= Record set =
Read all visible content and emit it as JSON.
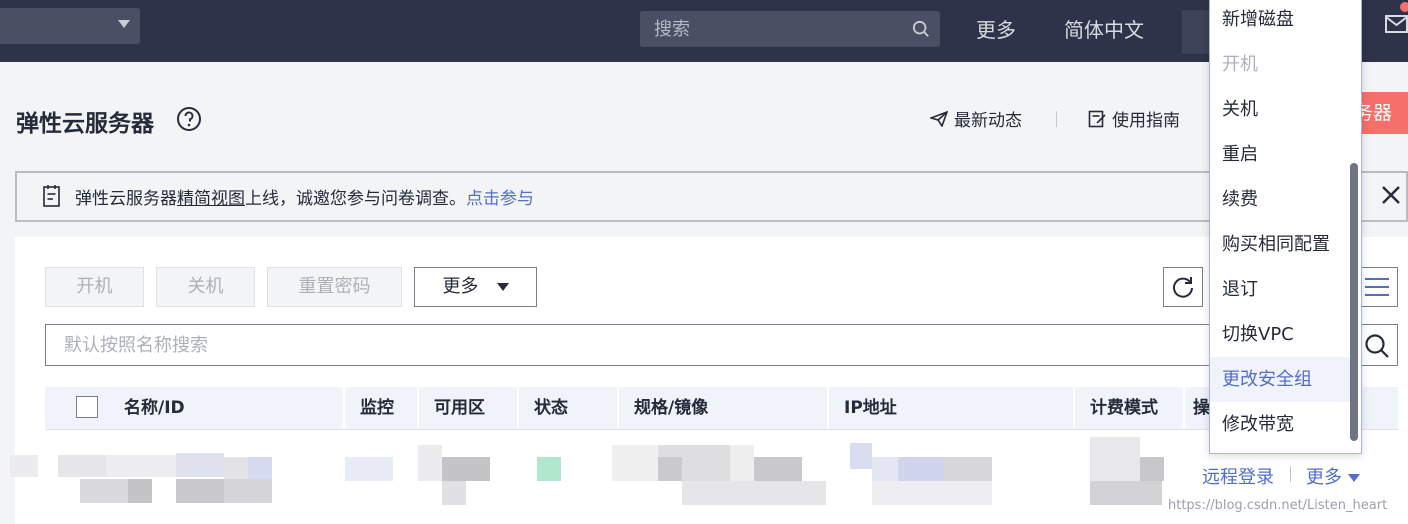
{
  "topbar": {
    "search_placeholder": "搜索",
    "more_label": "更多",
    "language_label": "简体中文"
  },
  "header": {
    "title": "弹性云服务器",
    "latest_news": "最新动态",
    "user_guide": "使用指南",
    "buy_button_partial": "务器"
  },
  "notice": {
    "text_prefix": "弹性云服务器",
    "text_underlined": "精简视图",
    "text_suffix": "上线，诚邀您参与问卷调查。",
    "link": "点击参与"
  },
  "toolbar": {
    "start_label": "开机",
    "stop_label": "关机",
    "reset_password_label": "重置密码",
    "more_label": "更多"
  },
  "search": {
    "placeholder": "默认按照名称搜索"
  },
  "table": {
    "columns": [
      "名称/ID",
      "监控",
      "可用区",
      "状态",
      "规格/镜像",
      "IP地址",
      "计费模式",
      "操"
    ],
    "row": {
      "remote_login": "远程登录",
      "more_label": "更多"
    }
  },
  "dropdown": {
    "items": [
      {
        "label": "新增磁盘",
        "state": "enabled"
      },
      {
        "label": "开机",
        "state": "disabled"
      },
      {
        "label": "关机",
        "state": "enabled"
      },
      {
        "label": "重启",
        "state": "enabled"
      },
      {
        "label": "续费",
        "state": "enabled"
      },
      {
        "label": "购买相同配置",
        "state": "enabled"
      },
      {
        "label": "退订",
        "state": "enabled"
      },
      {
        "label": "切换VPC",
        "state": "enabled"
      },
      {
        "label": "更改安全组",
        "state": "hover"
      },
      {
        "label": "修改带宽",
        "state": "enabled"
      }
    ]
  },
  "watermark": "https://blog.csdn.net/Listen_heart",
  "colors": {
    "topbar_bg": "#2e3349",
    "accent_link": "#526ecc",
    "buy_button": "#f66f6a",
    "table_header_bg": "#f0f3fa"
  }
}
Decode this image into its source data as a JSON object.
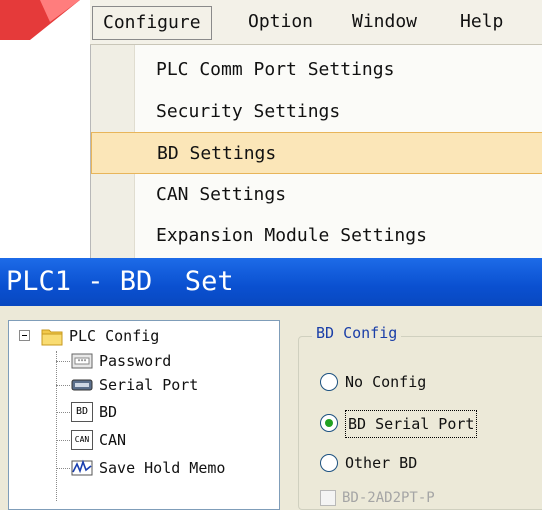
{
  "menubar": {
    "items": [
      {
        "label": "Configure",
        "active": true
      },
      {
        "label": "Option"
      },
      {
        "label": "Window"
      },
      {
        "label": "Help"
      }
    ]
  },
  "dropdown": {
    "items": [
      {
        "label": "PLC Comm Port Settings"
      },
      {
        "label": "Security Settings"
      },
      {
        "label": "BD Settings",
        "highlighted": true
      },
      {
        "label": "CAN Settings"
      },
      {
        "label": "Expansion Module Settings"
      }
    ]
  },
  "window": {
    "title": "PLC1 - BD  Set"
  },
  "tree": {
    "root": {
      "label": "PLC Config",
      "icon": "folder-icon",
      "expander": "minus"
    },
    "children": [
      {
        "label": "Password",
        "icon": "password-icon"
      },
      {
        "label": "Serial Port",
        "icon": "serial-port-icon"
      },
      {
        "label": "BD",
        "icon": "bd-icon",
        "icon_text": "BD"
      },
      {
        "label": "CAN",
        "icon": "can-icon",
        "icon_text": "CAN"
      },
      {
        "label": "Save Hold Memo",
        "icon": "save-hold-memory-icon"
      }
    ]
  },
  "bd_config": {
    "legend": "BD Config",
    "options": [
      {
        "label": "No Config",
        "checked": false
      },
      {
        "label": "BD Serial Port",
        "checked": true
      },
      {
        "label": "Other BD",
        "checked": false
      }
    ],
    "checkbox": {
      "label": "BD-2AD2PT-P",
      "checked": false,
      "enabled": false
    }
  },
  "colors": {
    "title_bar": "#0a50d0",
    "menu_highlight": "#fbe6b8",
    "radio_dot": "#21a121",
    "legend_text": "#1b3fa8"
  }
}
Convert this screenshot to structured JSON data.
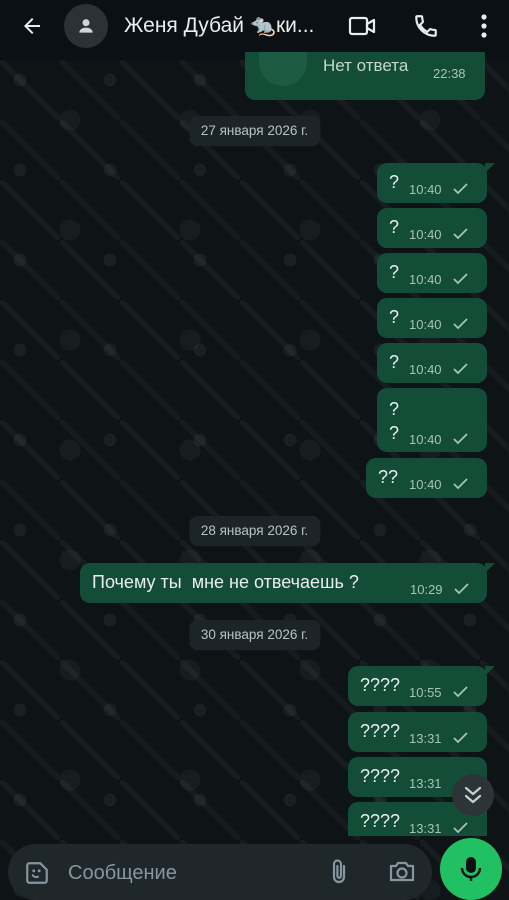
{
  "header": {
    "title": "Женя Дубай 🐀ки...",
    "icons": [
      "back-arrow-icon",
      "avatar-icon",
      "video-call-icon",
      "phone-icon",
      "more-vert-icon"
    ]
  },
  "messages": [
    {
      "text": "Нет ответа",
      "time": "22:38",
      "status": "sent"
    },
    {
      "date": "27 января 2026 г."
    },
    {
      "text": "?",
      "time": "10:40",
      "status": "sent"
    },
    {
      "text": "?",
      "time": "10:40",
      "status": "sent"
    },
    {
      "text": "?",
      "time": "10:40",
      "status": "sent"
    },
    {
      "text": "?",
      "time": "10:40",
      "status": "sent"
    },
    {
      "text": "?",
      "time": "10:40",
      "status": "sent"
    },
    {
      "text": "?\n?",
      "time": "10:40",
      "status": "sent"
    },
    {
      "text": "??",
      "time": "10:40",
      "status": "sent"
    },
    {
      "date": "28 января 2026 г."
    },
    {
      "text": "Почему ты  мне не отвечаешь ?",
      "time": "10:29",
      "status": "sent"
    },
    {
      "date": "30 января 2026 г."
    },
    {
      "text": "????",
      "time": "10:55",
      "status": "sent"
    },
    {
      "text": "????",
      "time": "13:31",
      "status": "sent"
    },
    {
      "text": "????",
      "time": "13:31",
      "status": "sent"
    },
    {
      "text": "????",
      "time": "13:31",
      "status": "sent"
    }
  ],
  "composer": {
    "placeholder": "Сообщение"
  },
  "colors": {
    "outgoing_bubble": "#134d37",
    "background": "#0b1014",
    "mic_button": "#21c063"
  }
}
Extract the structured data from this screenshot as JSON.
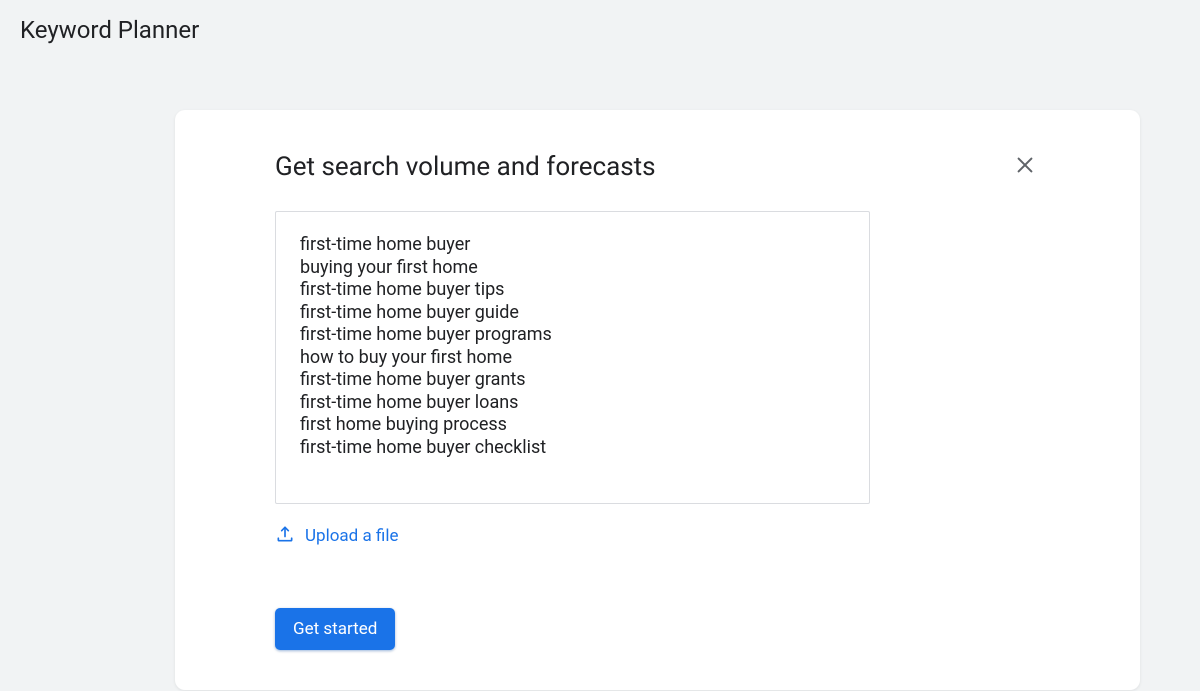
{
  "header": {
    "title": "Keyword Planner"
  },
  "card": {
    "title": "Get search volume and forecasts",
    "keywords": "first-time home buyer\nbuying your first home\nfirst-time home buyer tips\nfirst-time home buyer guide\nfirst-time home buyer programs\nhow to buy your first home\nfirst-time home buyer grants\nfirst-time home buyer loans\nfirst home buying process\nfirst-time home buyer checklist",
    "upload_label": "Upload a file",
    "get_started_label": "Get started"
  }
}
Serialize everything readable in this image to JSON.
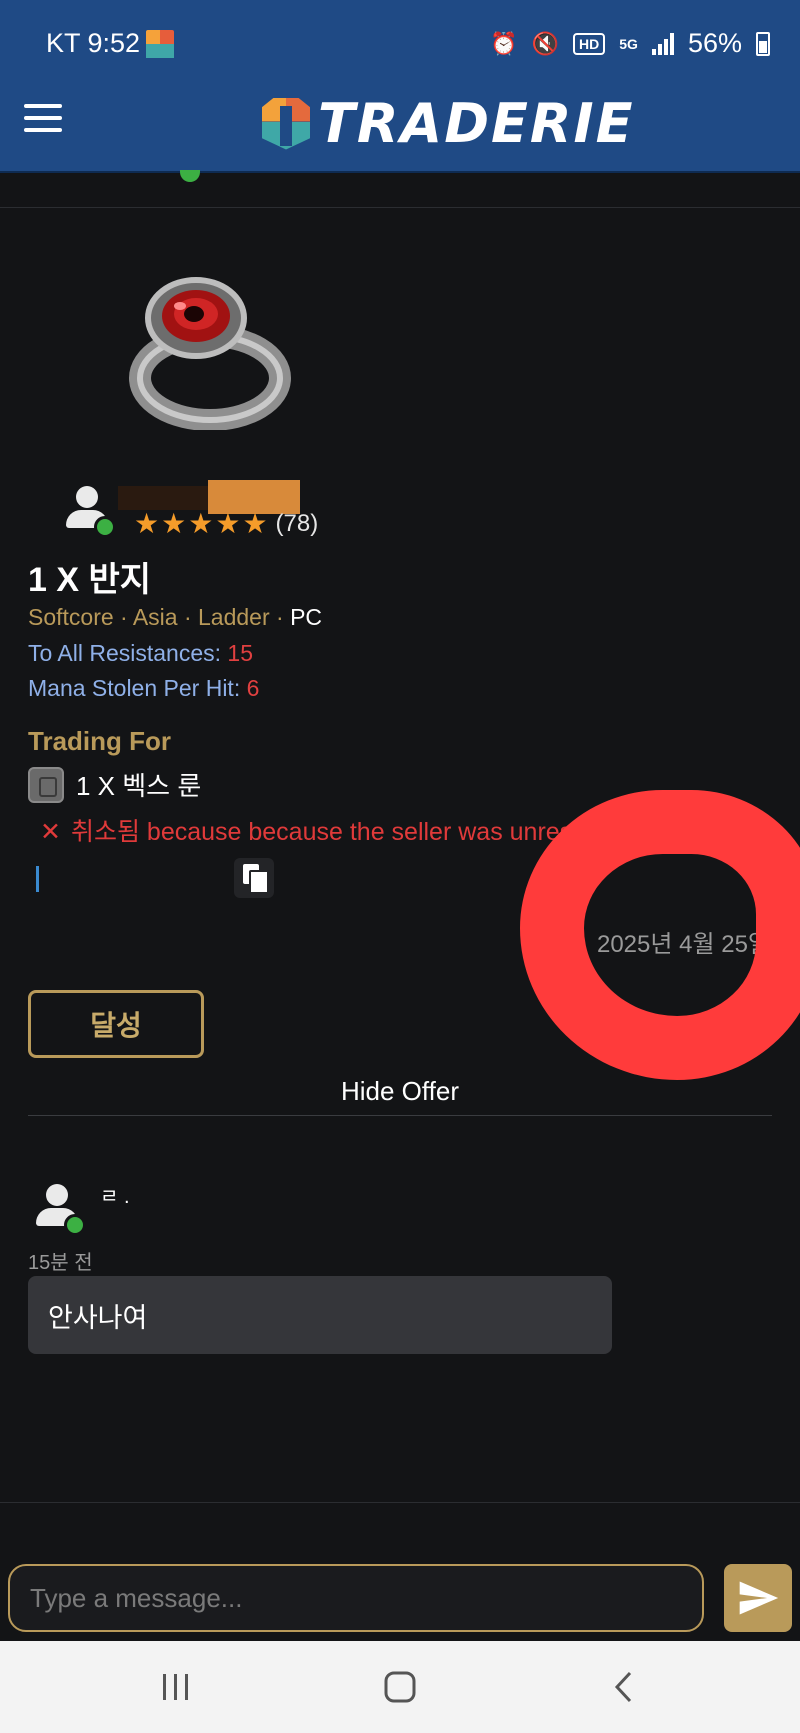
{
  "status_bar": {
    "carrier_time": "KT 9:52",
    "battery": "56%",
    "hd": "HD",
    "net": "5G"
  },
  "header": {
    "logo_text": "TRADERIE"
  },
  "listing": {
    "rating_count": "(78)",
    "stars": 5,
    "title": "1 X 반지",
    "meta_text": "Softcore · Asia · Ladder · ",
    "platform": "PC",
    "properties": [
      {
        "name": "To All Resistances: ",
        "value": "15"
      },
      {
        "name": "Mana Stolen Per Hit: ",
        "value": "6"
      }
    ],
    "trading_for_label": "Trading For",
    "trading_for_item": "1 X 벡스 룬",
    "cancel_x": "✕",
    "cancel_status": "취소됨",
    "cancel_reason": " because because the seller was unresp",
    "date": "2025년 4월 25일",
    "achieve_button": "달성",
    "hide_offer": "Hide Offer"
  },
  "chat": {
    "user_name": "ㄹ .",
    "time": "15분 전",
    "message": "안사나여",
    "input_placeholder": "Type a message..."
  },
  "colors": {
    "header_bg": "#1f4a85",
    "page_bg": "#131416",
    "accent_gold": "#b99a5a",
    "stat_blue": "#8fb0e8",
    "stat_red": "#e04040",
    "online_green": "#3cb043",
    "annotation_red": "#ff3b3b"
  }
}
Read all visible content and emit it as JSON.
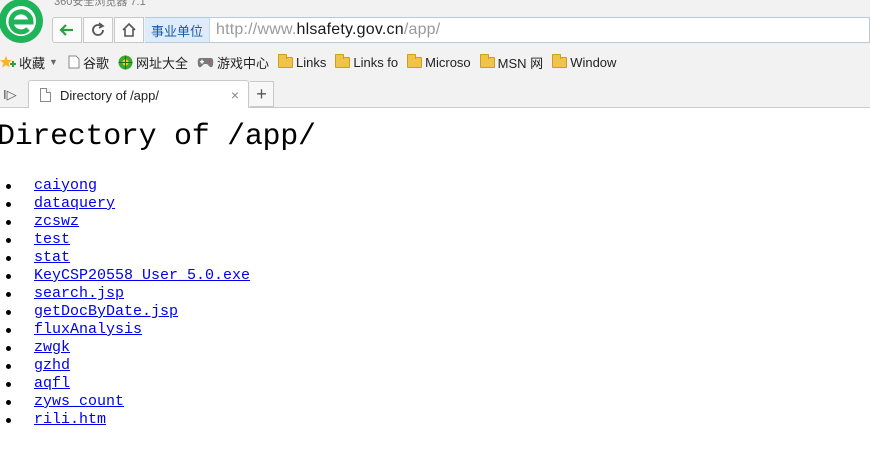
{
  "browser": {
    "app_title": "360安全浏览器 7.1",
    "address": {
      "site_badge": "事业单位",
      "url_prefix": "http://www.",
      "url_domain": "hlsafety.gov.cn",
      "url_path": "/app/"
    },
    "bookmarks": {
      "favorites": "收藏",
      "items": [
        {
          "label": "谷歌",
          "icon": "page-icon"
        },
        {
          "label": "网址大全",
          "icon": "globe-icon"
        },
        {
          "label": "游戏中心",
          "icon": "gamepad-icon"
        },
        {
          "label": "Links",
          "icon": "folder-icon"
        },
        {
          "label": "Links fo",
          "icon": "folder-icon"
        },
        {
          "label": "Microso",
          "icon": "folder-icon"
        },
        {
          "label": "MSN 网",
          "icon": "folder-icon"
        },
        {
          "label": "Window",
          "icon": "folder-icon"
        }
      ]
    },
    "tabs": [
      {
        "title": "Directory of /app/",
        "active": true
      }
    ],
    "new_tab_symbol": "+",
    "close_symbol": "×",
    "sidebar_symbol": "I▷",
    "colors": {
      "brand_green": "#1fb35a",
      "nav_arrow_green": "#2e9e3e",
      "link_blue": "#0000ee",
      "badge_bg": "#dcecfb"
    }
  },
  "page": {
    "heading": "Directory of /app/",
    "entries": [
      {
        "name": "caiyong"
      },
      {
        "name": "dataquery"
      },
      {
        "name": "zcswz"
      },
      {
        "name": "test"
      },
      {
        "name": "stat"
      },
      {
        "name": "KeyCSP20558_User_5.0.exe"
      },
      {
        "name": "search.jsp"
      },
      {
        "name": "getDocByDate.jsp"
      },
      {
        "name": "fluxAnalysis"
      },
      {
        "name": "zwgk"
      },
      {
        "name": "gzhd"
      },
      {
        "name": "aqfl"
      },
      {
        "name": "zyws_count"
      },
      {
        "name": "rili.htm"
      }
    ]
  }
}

= Exercise =
Filter the records, keeping only lines that contain "this", and show those lines.

= Task solution =
Decode this image into its source data as a JSON object.
Convert this screenshot to structured JSON data.
Extract the structured data from this screenshot as JSON.
Serialize everything readable in this image to JSON.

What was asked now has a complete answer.